Dataset rows:
------------------------------------------------------------

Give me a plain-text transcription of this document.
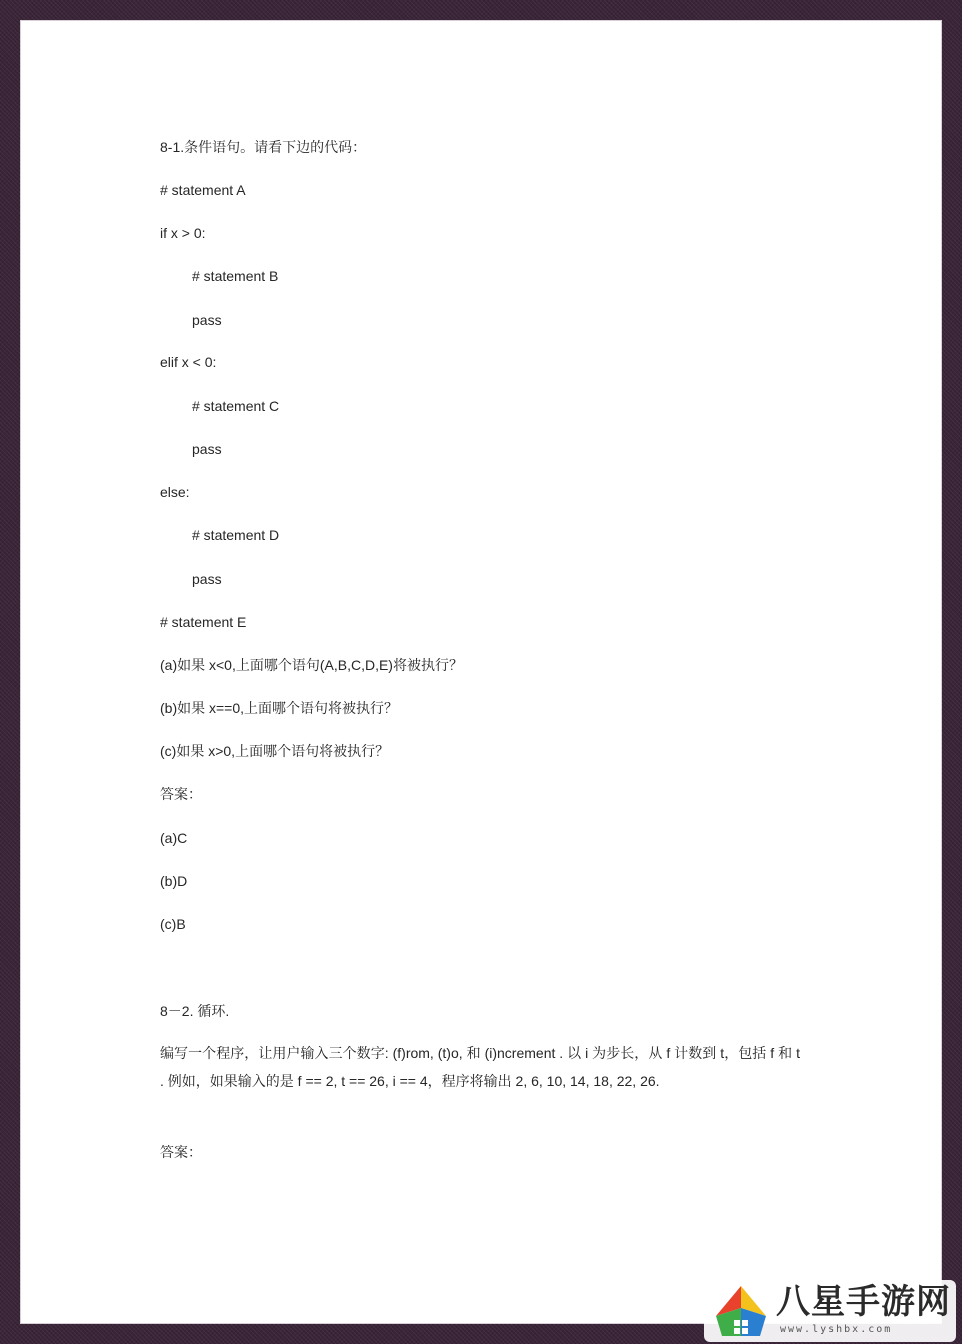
8-1.条件语句。请看下边的代码：
# statement A
if x > 0:
# statement B
pass
elif x < 0:
# statement C
pass
else:
# statement D
pass
# statement E
(a)如果 x<0,上面哪个语句(A,B,C,D,E)将被执行？
(b)如果 x==0,上面哪个语句将被执行？
(c)如果 x>0,上面哪个语句将被执行？
答案：
(a)C
(b)D
(c)B
8－2. 循环.
编写一个程序，让用户输入三个数字: (f)rom, (t)o, 和 (i)ncrement . 以 i 为步长，从 f 计数到 t，包括 f 和 t . 例如，如果输入的是 f == 2, t == 26, i == 4，程序将输出 2, 6, 10, 14, 18, 22, 26.
答案：
八星手游网
www.lyshbx.com
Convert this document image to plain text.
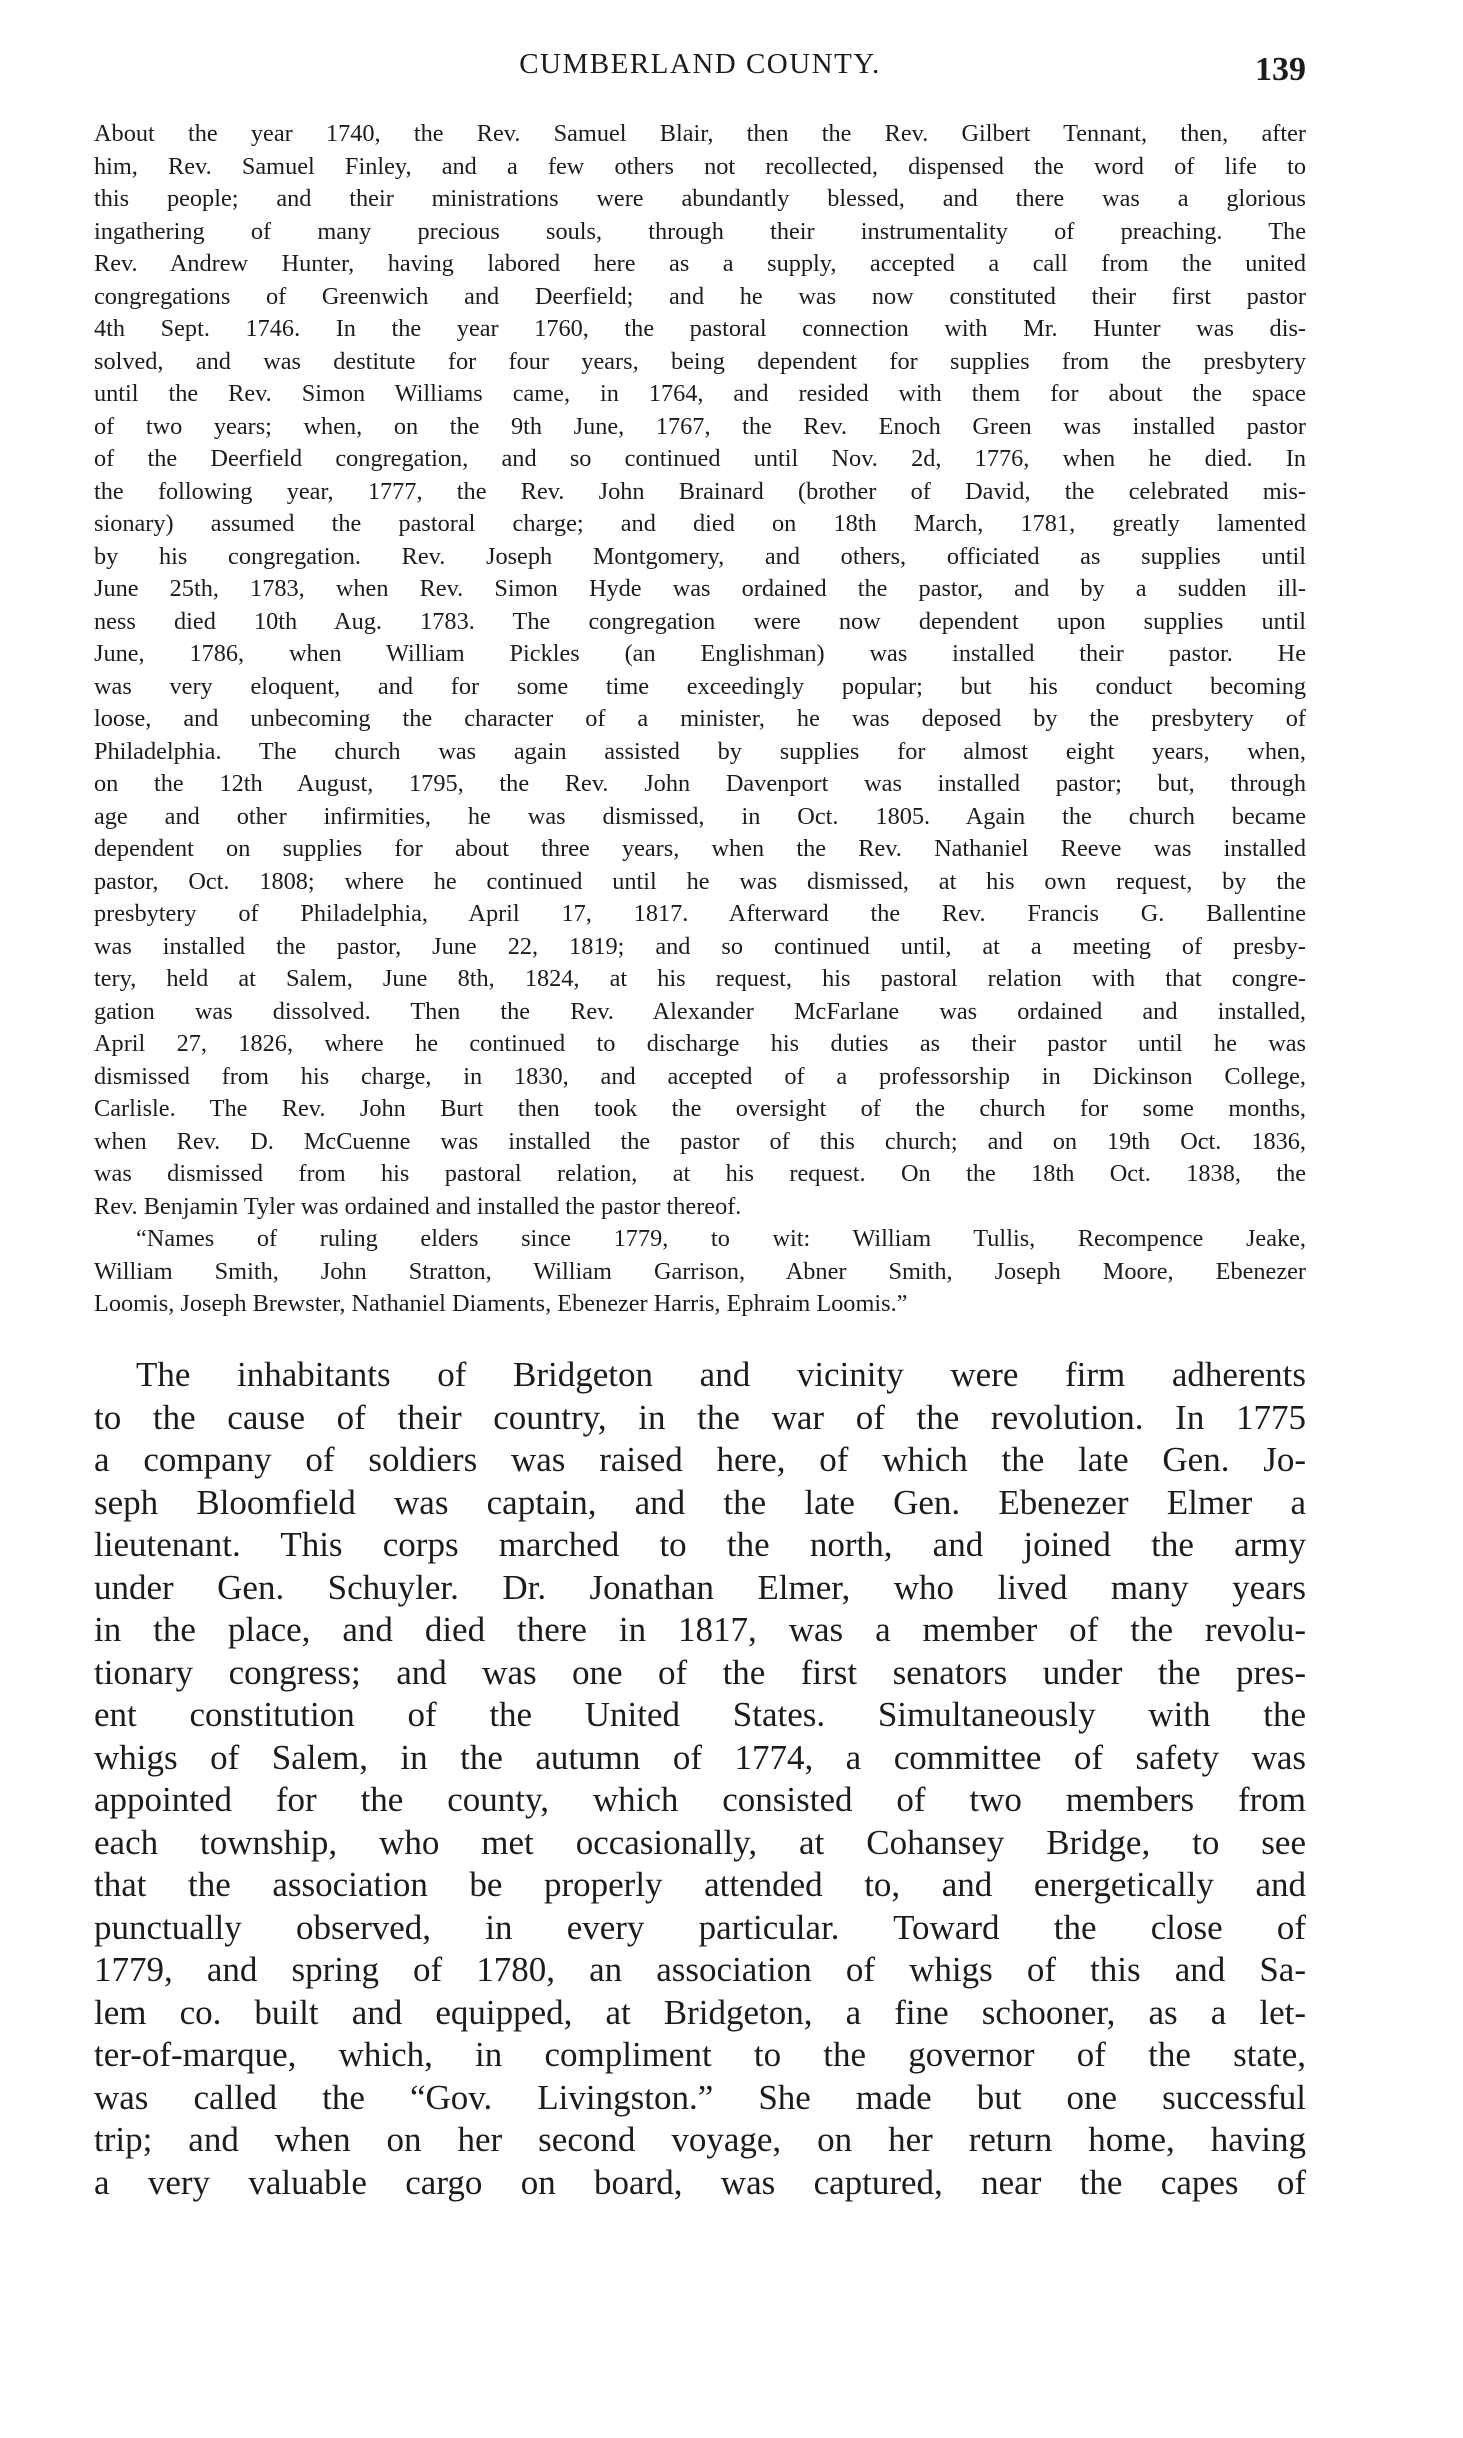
CUMBERLAND COUNTY.	139
About the year 1740, the Rev. Samuel Blair, then the Rev. Gilbert Tennant, then, after
him, Rev. Samuel Finley, and a few others not recollected, dispensed the word of life to
this people; and their ministrations were abundantly blessed, and there was a glorious
ingathering of many precious souls, through their instrumentality of preaching. The
Rev. Andrew Hunter, having labored here as a supply, accepted a call from the united
congregations of Greenwich and Deerfield; and he was now constituted their first pastor
4th Sept. 1746. In the year 1760, the pastoral connection with Mr. Hunter was dis-
solved, and was destitute for four years, being dependent for supplies from the presbytery
until the Rev. Simon Williams came, in 1764, and resided with them for about the space
of two years; when, on the 9th June, 1767, the Rev. Enoch Green was installed pastor
of the Deerfield congregation, and so continued until Nov. 2d, 1776, when he died. In
the following year, 1777, the Rev. John Brainard (brother of David, the celebrated mis-
sionary) assumed the pastoral charge; and died on 18th March, 1781, greatly lamented
by his congregation. Rev. Joseph Montgomery, and others, officiated as supplies until
June 25th, 1783, when Rev. Simon Hyde was ordained the pastor, and by a sudden ill-
ness died 10th Aug. 1783. The congregation were now dependent upon supplies until
June, 1786, when William Pickles (an Englishman) was installed their pastor. He
was very eloquent, and for some time exceedingly popular; but his conduct becoming
loose, and unbecoming the character of a minister, he was deposed by the presbytery of
Philadelphia. The church was again assisted by supplies for almost eight years, when,
on the 12th August, 1795, the Rev. John Davenport was installed pastor; but, through
age and other infirmities, he was dismissed, in Oct. 1805. Again the church became
dependent on supplies for about three years, when the Rev. Nathaniel Reeve was installed
pastor, Oct. 1808; where he continued until he was dismissed, at his own request, by the
presbytery of Philadelphia, April 17, 1817. Afterward the Rev. Francis G. Ballentine
was installed the pastor, June 22, 1819; and so continued until, at a meeting of presby-
tery, held at Salem, June 8th, 1824, at his request, his pastoral relation with that congre-
gation was dissolved. Then the Rev. Alexander McFarlane was ordained and installed,
April 27, 1826, where he continued to discharge his duties as their pastor until he was
dismissed from his charge, in 1830, and accepted of a professorship in Dickinson College,
Carlisle. The Rev. John Burt then took the oversight of the church for some months,
when Rev. D. McCuenne was installed the pastor of this church; and on 19th Oct. 1836,
was dismissed from his pastoral relation, at his request. On the 18th Oct. 1838, the
Rev. Benjamin Tyler was ordained and installed the pastor thereof.
“Names of ruling elders since 1779, to wit: William Tullis, Recompence Jeake,
William Smith, John Stratton, William Garrison, Abner Smith, Joseph Moore, Ebenezer
Loomis, Joseph Brewster, Nathaniel Diaments, Ebenezer Harris, Ephraim Loomis.”
The inhabitants of Bridgeton and vicinity were firm adherents
to the cause of their country, in the war of the revolution. In 1775
a company of soldiers was raised here, of which the late Gen. Jo-
seph Bloomfield was captain, and the late Gen. Ebenezer Elmer a
lieutenant. This corps marched to the north, and joined the army
under Gen. Schuyler. Dr. Jonathan Elmer, who lived many years
in the place, and died there in 1817, was a member of the revolu-
tionary congress; and was one of the first senators under the pres-
ent constitution of the United States. Simultaneously with the
whigs of Salem, in the autumn of 1774, a committee of safety was
appointed for the county, which consisted of two members from
each township, who met occasionally, at Cohansey Bridge, to see
that the association be properly attended to, and energetically and
punctually observed, in every particular. Toward the close of
1779, and spring of 1780, an association of whigs of this and Sa-
lem co. built and equipped, at Bridgeton, a fine schooner, as a let-
ter-of-marque, which, in compliment to the governor of the state,
was called the “Gov. Livingston.” She made but one successful
trip; and when on her second voyage, on her return home, having
a very valuable cargo on board, was captured, near the capes of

------------------------------------------------------------

*Required work*. Copy all of the entries verbatim, leaving out any pictures they contain.

*Worked answer*.
Give me a plain-text transcription of this document.
8-1.条件语句。请看下边的代码：
# statement A
if x > 0:
# statement B
pass
elif x < 0:
# statement C
pass
else:
# statement D
pass
# statement E
(a)如果 x<0,上面哪个语句(A,B,C,D,E)将被执行？
(b)如果 x==0,上面哪个语句将被执行？
(c)如果 x>0,上面哪个语句将被执行？
答案：
(a)C
(b)D
(c)B
8－2. 循环.
编写一个程序，让用户输入三个数字: (f)rom, (t)o, 和 (i)ncrement . 以 i 为步长，从 f 计数到 t，包括 f 和 t . 例如，如果输入的是 f == 2, t == 26, i == 4，程序将输出 2, 6, 10, 14, 18, 22, 26.
答案：
八星手游网
www.lyshbx.com
Convert this document image to plain text.
CUMBERLAND COUNTY.	139
About the year 1740, the Rev. Samuel Blair, then the Rev. Gilbert Tennant, then, after
him, Rev. Samuel Finley, and a few others not recollected, dispensed the word of life to
this people; and their ministrations were abundantly blessed, and there was a glorious
ingathering of many precious souls, through their instrumentality of preaching. The
Rev. Andrew Hunter, having labored here as a supply, accepted a call from the united
congregations of Greenwich and Deerfield; and he was now constituted their first pastor
4th Sept. 1746. In the year 1760, the pastoral connection with Mr. Hunter was dis-
solved, and was destitute for four years, being dependent for supplies from the presbytery
until the Rev. Simon Williams came, in 1764, and resided with them for about the space
of two years; when, on the 9th June, 1767, the Rev. Enoch Green was installed pastor
of the Deerfield congregation, and so continued until Nov. 2d, 1776, when he died. In
the following year, 1777, the Rev. John Brainard (brother of David, the celebrated mis-
sionary) assumed the pastoral charge; and died on 18th March, 1781, greatly lamented
by his congregation. Rev. Joseph Montgomery, and others, officiated as supplies until
June 25th, 1783, when Rev. Simon Hyde was ordained the pastor, and by a sudden ill-
ness died 10th Aug. 1783. The congregation were now dependent upon supplies until
June, 1786, when William Pickles (an Englishman) was installed their pastor. He
was very eloquent, and for some time exceedingly popular; but his conduct becoming
loose, and unbecoming the character of a minister, he was deposed by the presbytery of
Philadelphia. The church was again assisted by supplies for almost eight years, when,
on the 12th August, 1795, the Rev. John Davenport was installed pastor; but, through
age and other infirmities, he was dismissed, in Oct. 1805. Again the church became
dependent on supplies for about three years, when the Rev. Nathaniel Reeve was installed
pastor, Oct. 1808; where he continued until he was dismissed, at his own request, by the
presbytery of Philadelphia, April 17, 1817. Afterward the Rev. Francis G. Ballentine
was installed the pastor, June 22, 1819; and so continued until, at a meeting of presby-
tery, held at Salem, June 8th, 1824, at his request, his pastoral relation with that congre-
gation was dissolved. Then the Rev. Alexander McFarlane was ordained and installed,
April 27, 1826, where he continued to discharge his duties as their pastor until he was
dismissed from his charge, in 1830, and accepted of a professorship in Dickinson College,
Carlisle. The Rev. John Burt then took the oversight of the church for some months,
when Rev. D. McCuenne was installed the pastor of this church; and on 19th Oct. 1836,
was dismissed from his pastoral relation, at his request. On the 18th Oct. 1838, the
Rev. Benjamin Tyler was ordained and installed the pastor thereof.
“Names of ruling elders since 1779, to wit: William Tullis, Recompence Jeake,
William Smith, John Stratton, William Garrison, Abner Smith, Joseph Moore, Ebenezer
Loomis, Joseph Brewster, Nathaniel Diaments, Ebenezer Harris, Ephraim Loomis.”
The inhabitants of Bridgeton and vicinity were firm adherents
to the cause of their country, in the war of the revolution. In 1775
a company of soldiers was raised here, of which the late Gen. Jo-
seph Bloomfield was captain, and the late Gen. Ebenezer Elmer a
lieutenant. This corps marched to the north, and joined the army
under Gen. Schuyler. Dr. Jonathan Elmer, who lived many years
in the place, and died there in 1817, was a member of the revolu-
tionary congress; and was one of the first senators under the pres-
ent constitution of the United States. Simultaneously with the
whigs of Salem, in the autumn of 1774, a committee of safety was
appointed for the county, which consisted of two members from
each township, who met occasionally, at Cohansey Bridge, to see
that the association be properly attended to, and energetically and
punctually observed, in every particular. Toward the close of
1779, and spring of 1780, an association of whigs of this and Sa-
lem co. built and equipped, at Bridgeton, a fine schooner, as a let-
ter-of-marque, which, in compliment to the governor of the state,
was called the “Gov. Livingston.” She made but one successful
trip; and when on her second voyage, on her return home, having
a very valuable cargo on board, was captured, near the capes of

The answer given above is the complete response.